> RECORDS PROVIDED

——

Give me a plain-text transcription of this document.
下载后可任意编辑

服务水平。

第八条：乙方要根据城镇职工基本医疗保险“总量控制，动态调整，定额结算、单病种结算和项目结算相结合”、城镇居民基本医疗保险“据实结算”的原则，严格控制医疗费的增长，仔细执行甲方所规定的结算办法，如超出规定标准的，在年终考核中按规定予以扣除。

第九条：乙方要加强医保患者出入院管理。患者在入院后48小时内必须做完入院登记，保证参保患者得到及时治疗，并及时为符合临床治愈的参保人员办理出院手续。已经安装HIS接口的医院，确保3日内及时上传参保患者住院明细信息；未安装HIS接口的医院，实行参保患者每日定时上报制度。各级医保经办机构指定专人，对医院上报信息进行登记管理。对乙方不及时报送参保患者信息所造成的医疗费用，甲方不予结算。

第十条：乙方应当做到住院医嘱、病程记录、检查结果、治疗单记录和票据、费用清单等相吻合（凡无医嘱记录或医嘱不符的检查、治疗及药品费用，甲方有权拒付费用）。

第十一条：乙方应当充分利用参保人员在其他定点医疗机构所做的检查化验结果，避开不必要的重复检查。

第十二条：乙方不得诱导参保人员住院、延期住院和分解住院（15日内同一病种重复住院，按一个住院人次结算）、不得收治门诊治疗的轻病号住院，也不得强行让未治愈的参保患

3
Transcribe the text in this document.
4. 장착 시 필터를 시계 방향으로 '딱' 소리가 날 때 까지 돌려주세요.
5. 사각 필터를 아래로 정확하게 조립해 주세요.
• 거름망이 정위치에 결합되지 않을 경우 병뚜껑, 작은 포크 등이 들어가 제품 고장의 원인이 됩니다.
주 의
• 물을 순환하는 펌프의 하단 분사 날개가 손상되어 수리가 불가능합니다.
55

——

> EXERCISE
Say how many lines contain the string "document", giving nothing but the count.

> FINAL RESULT
2